[Saved data entries]
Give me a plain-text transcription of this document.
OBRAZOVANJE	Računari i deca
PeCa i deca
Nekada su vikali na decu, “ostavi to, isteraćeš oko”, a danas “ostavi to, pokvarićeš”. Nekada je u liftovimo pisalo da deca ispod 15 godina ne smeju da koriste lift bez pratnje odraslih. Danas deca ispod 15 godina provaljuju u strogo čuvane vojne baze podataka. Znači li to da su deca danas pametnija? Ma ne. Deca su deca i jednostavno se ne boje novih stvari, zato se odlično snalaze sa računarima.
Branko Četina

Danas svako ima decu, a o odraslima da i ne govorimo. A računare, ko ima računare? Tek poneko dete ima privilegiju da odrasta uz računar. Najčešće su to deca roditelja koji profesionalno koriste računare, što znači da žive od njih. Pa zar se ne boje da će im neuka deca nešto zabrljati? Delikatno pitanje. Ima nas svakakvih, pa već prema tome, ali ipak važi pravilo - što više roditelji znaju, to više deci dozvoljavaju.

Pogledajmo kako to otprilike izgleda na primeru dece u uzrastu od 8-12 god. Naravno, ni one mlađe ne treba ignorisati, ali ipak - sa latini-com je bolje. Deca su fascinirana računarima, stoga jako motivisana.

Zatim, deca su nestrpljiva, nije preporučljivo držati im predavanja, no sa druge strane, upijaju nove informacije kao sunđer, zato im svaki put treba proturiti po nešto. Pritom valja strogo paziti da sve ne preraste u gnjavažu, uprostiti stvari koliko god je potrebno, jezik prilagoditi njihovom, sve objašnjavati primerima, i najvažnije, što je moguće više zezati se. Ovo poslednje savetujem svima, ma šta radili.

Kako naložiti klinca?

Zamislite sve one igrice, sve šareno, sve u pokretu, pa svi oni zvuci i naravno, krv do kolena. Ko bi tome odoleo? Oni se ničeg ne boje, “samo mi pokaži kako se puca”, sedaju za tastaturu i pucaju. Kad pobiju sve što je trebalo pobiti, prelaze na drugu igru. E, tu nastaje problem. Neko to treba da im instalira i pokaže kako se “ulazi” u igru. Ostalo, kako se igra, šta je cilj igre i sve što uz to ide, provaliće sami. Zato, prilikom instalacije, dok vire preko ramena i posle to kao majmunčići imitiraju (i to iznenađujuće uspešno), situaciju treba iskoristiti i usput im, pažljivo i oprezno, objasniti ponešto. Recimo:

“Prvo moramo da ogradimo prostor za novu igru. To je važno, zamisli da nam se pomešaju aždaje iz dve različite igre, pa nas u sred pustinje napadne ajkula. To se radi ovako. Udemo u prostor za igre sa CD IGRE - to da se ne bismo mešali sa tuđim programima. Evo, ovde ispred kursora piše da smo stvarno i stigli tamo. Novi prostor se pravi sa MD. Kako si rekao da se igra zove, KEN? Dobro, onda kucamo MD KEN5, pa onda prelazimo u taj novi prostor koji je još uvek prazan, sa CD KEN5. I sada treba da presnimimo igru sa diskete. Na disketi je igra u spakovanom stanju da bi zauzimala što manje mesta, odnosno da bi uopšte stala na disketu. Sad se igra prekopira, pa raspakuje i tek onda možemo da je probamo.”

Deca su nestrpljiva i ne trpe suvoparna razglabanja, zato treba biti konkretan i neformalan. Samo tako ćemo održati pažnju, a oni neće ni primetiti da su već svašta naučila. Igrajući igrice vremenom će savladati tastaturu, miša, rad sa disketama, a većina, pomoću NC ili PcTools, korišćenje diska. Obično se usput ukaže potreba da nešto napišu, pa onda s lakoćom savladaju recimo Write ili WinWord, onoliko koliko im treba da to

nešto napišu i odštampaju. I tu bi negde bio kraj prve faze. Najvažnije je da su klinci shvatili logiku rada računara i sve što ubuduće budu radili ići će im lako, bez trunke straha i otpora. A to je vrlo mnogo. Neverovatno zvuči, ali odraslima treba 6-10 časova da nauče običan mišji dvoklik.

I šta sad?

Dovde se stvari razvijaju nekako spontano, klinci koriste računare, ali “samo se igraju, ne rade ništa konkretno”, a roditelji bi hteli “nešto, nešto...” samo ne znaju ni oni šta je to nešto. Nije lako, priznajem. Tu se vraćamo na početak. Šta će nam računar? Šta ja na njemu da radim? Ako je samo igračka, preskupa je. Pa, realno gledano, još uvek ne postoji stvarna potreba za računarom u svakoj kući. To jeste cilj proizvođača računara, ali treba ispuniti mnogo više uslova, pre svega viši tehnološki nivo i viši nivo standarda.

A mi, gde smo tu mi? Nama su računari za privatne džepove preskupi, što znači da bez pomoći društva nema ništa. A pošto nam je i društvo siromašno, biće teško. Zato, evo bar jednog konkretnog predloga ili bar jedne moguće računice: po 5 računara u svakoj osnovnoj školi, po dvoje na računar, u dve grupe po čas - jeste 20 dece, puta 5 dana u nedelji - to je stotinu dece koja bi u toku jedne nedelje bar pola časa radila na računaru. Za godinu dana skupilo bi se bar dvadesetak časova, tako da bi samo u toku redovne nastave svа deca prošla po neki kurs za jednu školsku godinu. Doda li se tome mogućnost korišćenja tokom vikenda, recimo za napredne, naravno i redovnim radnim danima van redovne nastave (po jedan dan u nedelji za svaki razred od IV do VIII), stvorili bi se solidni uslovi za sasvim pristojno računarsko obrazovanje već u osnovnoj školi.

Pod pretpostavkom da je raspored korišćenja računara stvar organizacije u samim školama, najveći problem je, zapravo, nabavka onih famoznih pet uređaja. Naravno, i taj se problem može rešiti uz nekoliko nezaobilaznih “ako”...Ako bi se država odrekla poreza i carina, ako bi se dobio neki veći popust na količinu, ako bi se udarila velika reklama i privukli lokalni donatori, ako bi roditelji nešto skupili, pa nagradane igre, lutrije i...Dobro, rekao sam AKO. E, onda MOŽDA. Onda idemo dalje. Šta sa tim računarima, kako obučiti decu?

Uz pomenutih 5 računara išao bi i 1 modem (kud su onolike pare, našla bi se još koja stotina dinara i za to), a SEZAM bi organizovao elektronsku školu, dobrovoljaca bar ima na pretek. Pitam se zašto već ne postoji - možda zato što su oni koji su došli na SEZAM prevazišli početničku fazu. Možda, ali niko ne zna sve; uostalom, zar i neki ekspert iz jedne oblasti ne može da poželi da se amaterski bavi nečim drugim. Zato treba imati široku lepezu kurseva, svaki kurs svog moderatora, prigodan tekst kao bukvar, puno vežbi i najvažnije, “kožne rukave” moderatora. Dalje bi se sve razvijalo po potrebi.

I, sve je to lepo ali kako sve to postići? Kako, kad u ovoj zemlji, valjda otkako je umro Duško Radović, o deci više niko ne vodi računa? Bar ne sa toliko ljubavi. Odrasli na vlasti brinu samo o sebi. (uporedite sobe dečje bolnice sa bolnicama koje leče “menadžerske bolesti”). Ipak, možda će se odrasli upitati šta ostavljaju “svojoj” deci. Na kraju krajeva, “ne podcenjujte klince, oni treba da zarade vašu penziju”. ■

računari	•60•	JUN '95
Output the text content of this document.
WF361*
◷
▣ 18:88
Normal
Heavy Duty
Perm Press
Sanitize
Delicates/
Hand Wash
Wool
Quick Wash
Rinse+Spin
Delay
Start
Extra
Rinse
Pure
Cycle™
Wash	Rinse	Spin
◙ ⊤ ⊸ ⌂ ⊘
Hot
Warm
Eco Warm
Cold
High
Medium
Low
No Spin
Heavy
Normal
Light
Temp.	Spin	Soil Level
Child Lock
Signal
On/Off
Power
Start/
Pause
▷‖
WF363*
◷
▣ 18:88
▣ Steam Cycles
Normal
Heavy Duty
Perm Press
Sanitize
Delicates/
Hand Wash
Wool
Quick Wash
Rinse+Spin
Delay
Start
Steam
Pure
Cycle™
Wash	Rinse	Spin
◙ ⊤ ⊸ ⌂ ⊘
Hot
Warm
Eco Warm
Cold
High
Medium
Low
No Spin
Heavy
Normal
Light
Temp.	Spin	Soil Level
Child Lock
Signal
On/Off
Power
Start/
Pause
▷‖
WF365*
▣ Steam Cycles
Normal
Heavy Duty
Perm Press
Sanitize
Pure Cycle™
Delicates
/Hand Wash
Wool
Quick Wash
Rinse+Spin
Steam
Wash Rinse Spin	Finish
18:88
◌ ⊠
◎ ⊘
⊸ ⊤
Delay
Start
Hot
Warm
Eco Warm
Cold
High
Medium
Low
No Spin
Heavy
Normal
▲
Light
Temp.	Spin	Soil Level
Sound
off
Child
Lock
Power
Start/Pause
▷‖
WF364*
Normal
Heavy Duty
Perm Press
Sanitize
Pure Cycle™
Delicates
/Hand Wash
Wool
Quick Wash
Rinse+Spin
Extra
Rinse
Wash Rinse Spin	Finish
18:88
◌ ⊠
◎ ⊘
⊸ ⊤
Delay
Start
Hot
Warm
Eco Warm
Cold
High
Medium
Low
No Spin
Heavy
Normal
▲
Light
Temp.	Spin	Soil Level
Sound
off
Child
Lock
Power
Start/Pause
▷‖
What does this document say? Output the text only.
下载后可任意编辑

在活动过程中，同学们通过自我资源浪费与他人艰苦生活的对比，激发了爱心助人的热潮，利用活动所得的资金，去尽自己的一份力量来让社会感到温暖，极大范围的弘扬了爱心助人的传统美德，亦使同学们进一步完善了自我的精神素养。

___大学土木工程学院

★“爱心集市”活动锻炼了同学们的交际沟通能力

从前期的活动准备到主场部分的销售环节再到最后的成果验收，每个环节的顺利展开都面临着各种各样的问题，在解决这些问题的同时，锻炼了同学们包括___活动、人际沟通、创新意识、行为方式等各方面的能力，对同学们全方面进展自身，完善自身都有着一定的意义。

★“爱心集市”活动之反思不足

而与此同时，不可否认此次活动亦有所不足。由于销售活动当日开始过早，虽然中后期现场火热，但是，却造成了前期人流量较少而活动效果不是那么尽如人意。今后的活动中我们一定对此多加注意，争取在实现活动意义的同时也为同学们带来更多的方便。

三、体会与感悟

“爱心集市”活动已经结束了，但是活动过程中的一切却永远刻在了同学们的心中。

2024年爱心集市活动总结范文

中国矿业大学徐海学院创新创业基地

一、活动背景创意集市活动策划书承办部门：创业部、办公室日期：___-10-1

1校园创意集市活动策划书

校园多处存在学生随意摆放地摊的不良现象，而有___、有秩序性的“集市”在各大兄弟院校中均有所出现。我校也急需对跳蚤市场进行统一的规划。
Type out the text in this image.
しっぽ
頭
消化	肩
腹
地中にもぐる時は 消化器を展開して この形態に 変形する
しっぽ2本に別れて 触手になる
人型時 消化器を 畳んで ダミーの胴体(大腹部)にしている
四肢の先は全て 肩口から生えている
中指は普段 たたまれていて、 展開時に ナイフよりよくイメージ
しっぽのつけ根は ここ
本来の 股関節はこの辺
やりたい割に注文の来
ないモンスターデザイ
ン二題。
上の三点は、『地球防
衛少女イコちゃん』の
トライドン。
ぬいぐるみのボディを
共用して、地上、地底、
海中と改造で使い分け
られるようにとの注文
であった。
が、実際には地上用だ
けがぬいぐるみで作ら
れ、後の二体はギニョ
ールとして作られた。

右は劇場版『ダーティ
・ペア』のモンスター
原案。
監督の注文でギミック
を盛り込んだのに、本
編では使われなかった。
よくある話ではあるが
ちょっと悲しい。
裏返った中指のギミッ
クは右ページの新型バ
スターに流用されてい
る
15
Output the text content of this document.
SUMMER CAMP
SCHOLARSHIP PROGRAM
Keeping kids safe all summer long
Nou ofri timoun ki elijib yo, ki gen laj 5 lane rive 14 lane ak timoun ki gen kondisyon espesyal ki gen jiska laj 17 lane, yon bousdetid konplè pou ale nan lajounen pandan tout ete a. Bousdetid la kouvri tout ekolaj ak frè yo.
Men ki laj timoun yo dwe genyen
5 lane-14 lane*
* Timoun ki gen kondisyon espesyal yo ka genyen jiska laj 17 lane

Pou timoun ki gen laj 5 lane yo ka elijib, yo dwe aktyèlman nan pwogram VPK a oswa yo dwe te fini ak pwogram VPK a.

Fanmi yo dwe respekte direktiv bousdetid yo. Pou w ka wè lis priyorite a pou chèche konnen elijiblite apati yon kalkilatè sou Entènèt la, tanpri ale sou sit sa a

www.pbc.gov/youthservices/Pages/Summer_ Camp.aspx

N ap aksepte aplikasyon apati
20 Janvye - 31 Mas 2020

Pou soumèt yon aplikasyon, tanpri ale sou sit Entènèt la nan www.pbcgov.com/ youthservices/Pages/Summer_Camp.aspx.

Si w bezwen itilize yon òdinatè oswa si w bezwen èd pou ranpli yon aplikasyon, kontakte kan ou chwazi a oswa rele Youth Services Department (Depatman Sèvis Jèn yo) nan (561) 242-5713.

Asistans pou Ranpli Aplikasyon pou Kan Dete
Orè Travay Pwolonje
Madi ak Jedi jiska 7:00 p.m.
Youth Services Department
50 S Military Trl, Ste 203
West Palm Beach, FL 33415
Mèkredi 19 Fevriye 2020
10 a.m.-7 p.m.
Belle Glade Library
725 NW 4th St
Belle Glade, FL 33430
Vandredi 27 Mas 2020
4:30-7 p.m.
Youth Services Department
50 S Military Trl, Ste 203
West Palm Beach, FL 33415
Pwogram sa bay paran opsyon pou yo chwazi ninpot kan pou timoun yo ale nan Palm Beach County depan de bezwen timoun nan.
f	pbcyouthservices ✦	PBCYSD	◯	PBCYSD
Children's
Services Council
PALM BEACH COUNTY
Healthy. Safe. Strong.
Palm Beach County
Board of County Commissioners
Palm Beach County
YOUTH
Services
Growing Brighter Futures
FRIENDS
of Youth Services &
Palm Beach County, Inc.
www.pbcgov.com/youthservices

Exercise brief –
Pick out the lines above that hold the string "this" and show them.

Reply –
Give me a plain-text transcription of this document.
Output the text content of this document.
What does this document say? Output the text only.
Type out the text in this image.
Output the text content of this document.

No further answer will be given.